What the exercise asks
Reproduce every line of the records below without any change, leaving out the pictures.

Supplied data
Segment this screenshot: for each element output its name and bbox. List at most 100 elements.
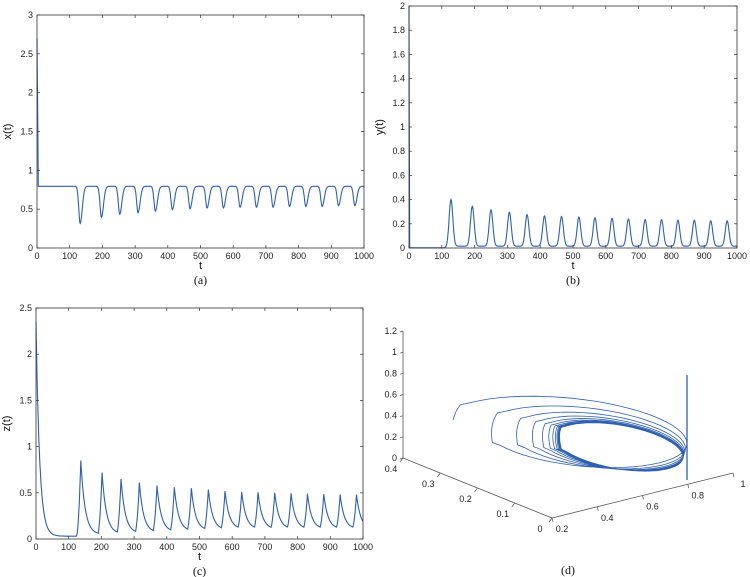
y-tick-label: 0.4 [385,464,398,474]
z-tick [399,415,404,417]
y-tick [511,502,516,508]
x-tick-label: 800 [290,542,305,552]
z-tick [399,351,404,354]
y-tick-label: 1.2 [392,98,405,108]
x-tick-label: 0.2 [556,524,569,534]
x-tick-label: 500 [193,251,208,261]
y-tick [436,472,441,478]
x-tick-label: 100 [62,251,77,261]
x-tick-label: 800 [664,251,679,261]
y-tick-label: 1 [27,442,32,452]
x-tick [551,517,554,523]
x-tick-label: 300 [127,542,142,552]
x-tick-label: 400 [533,251,548,261]
x-tick-label: 600 [598,251,613,261]
y-tick-label: 0.3 [422,479,435,489]
y-tick [548,517,553,523]
x-tick-label: 1 [740,479,745,489]
subplot-caption: (b) [566,273,580,287]
x-tick-label: 0.4 [601,513,614,523]
x-tick-label: 400 [160,251,175,261]
x-tick-label: 500 [192,542,207,552]
z-tick [399,330,404,333]
z-tick [399,394,404,396]
x-tick-label: 700 [631,251,646,261]
x-tick-label: 600 [226,251,241,261]
x-tick [642,495,644,500]
y-tick-label: 0.4 [392,195,405,205]
y-tick-label: 2.5 [20,49,33,59]
x-tick-label: 900 [697,251,712,261]
y-tick-label: 0.1 [496,509,509,519]
y-tick-label: 2 [28,88,33,98]
y-tick-label: 0.2 [459,494,472,504]
x-axis-label: t [571,260,574,272]
y-tick-label: 0.2 [392,219,405,229]
y-axis-label: y(t) [374,119,386,135]
x-tick-label: 100 [61,542,76,552]
z-tick-label: 0.8 [384,368,397,378]
x-tick-label: 900 [323,542,338,552]
x-tick [732,472,735,478]
y-tick-label: 0 [27,534,32,544]
x-tick [596,506,599,511]
subplot-caption: (d) [561,563,575,577]
subplot-a: 0 100 200 300 400 500 600 700 800 900 1000 0 0.5 1 1.5… [2,10,374,287]
y-tick-label: 0.6 [392,170,405,180]
y-tick [399,457,404,463]
z-tick-label: 0.2 [384,432,397,442]
x-tick-label: 200 [467,251,482,261]
x-tick-label: 700 [258,251,273,261]
trajectory-line [452,395,688,472]
y-tick-label: 1 [28,165,33,175]
y-tick-label: 2 [400,1,405,11]
x-tick-label: 0.8 [691,490,704,500]
y-tick-label: 1.8 [392,25,405,35]
x-axis-label: t [199,260,202,272]
series-line [35,321,364,537]
z-tick [399,436,404,439]
y-tick-label: 0.8 [392,146,405,156]
x-tick [687,484,690,489]
y-tick-label: 3 [28,10,33,20]
x-tick-label: 0 [34,251,39,261]
x-tick-label: 100 [434,251,449,261]
x-tick-label: 200 [94,542,109,552]
subplot-caption: (a) [194,273,207,287]
y-tick-label: 0.5 [19,488,32,498]
subplot-c: 0 100 200 300 400 500 600 700 800 900 1000 0 0.5 1 1.5… [1,303,373,577]
x-tick-label: 800 [291,251,306,261]
x-tick-label: 600 [225,542,240,552]
y-tick-label: 0 [400,243,405,253]
z-tick [399,373,404,375]
x-tick-label: 1000 [727,251,747,261]
y-tick-label: 1.5 [19,395,32,405]
z-tick-label: 1 [392,347,397,357]
y-axis-label: x(t) [2,124,14,140]
y-tick-label: 1.4 [392,74,405,84]
z-tick-label: 0.6 [384,390,397,400]
x-tick-label: 0 [406,251,411,261]
x-axis-label: t [198,551,201,563]
x-tick-label: 500 [565,251,580,261]
y-tick-label: 0 [537,524,542,534]
y-tick-label: 1.5 [20,127,33,137]
x-tick-label: 300 [500,251,515,261]
x-tick-label: 700 [257,542,272,552]
axes-box [36,14,365,249]
subplot-caption: (c) [193,564,206,577]
z-tick-label: 0.4 [384,411,397,421]
x-tick-label: 900 [324,251,339,261]
y-tick-label: 2 [27,349,32,359]
subplot-b: 0 100 200 300 400 500 600 700 800 900 1000 0 0.2 0.4 0… [374,1,747,287]
y-tick-label: 1.6 [392,49,405,59]
series-line [408,5,737,249]
x-tick-label: 400 [159,542,174,552]
z-tick-label: 1.2 [384,326,397,336]
axes-box [408,5,738,249]
y-tick [474,487,478,493]
x-tick-label: 300 [128,251,143,261]
series-line [36,38,364,225]
x-tick-label: 0.6 [646,502,659,512]
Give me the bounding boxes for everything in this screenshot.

Solution below
Segment this screenshot: for each element output its name and bbox. List at most 100 elements.
y-tick-label: 0.4 [385,464,398,474]
z-tick [399,415,404,417]
y-tick [511,502,516,508]
x-tick-label: 800 [290,542,305,552]
z-tick [399,351,404,354]
y-tick-label: 1.2 [392,98,405,108]
x-tick-label: 0.2 [556,524,569,534]
x-tick-label: 500 [193,251,208,261]
y-tick [436,472,441,478]
x-tick-label: 100 [62,251,77,261]
x-tick-label: 800 [664,251,679,261]
y-tick-label: 1 [27,442,32,452]
x-tick [551,517,554,523]
x-tick-label: 300 [127,542,142,552]
x-tick-label: 400 [533,251,548,261]
x-tick-label: 600 [598,251,613,261]
y-tick-label: 0.3 [422,479,435,489]
y-tick [548,517,553,523]
x-tick-label: 1 [740,479,745,489]
subplot-caption: (b) [566,273,580,287]
x-tick-label: 0.4 [601,513,614,523]
x-tick-label: 400 [160,251,175,261]
x-tick-label: 500 [192,542,207,552]
z-tick [399,330,404,333]
z-tick [399,394,404,396]
x-tick-label: 700 [631,251,646,261]
x-tick-label: 600 [226,251,241,261]
x-tick [642,495,644,500]
y-tick-label: 0.4 [392,195,405,205]
y-tick-label: 2.5 [20,49,33,59]
x-tick-label: 900 [697,251,712,261]
y-tick-label: 0.1 [496,509,509,519]
y-tick-label: 2 [28,88,33,98]
y-tick-label: 0.2 [459,494,472,504]
x-axis-label: t [571,260,574,272]
y-tick-label: 0.2 [392,219,405,229]
y-axis-label: y(t) [374,119,386,135]
x-tick-label: 100 [61,542,76,552]
z-tick-label: 0.8 [384,368,397,378]
x-tick-label: 900 [323,542,338,552]
x-tick [732,472,735,478]
y-tick-label: 0 [27,534,32,544]
x-tick [596,506,599,511]
subplot-caption: (d) [561,563,575,577]
subplot-a: 0 100 200 300 400 500 600 700 800 900 1000 0 0.5 1 1.5… [2,10,374,287]
y-tick-label: 0.6 [392,170,405,180]
y-tick [399,457,404,463]
z-tick-label: 0.2 [384,432,397,442]
x-tick-label: 200 [467,251,482,261]
x-tick-label: 700 [258,251,273,261]
trajectory-line [452,395,688,472]
y-tick-label: 1 [28,165,33,175]
y-tick-label: 2 [400,1,405,11]
x-tick-label: 0.8 [691,490,704,500]
y-tick-label: 1.8 [392,25,405,35]
x-axis-label: t [199,260,202,272]
series-line [35,321,364,537]
z-tick [399,436,404,439]
y-tick-label: 0.8 [392,146,405,156]
x-tick [687,484,690,489]
y-tick-label: 3 [28,10,33,20]
x-tick-label: 0 [34,251,39,261]
x-tick-label: 100 [434,251,449,261]
x-tick-label: 200 [94,542,109,552]
subplot-caption: (a) [194,273,207,287]
y-tick-label: 0.5 [19,488,32,498]
subplot-c: 0 100 200 300 400 500 600 700 800 900 1000 0 0.5 1 1.5… [1,303,373,577]
x-tick-label: 800 [291,251,306,261]
x-tick-label: 600 [225,542,240,552]
y-tick-label: 0 [400,243,405,253]
z-tick [399,373,404,375]
x-tick-label: 1000 [727,251,747,261]
y-tick-label: 1.5 [19,395,32,405]
z-tick-label: 1 [392,347,397,357]
y-axis-label: x(t) [2,124,14,140]
y-tick-label: 1.4 [392,74,405,84]
z-tick-label: 0.6 [384,390,397,400]
x-tick-label: 0 [406,251,411,261]
x-axis-label: t [198,551,201,563]
x-tick-label: 500 [565,251,580,261]
y-tick-label: 0 [537,524,542,534]
y-tick-label: 1.5 [20,127,33,137]
x-tick-label: 300 [500,251,515,261]
x-tick-label: 700 [257,542,272,552]
axes-box [36,14,365,249]
subplot-caption: (c) [193,564,206,577]
z-tick-label: 0.4 [384,411,397,421]
x-tick-label: 900 [324,251,339,261]
y-tick-label: 2 [27,349,32,359]
subplot-b: 0 100 200 300 400 500 600 700 800 900 1000 0 0.2 0.4 0… [374,1,747,287]
y-tick-label: 1.6 [392,49,405,59]
series-line [408,5,737,249]
x-tick-label: 400 [159,542,174,552]
z-tick-label: 1.2 [384,326,397,336]
axes-box [408,5,738,249]
y-tick [474,487,478,493]
x-tick-label: 300 [128,251,143,261]
series-line [36,38,364,225]
x-tick-label: 0.6 [646,502,659,512]
Give me the bounding boxes for everything in this screenshot.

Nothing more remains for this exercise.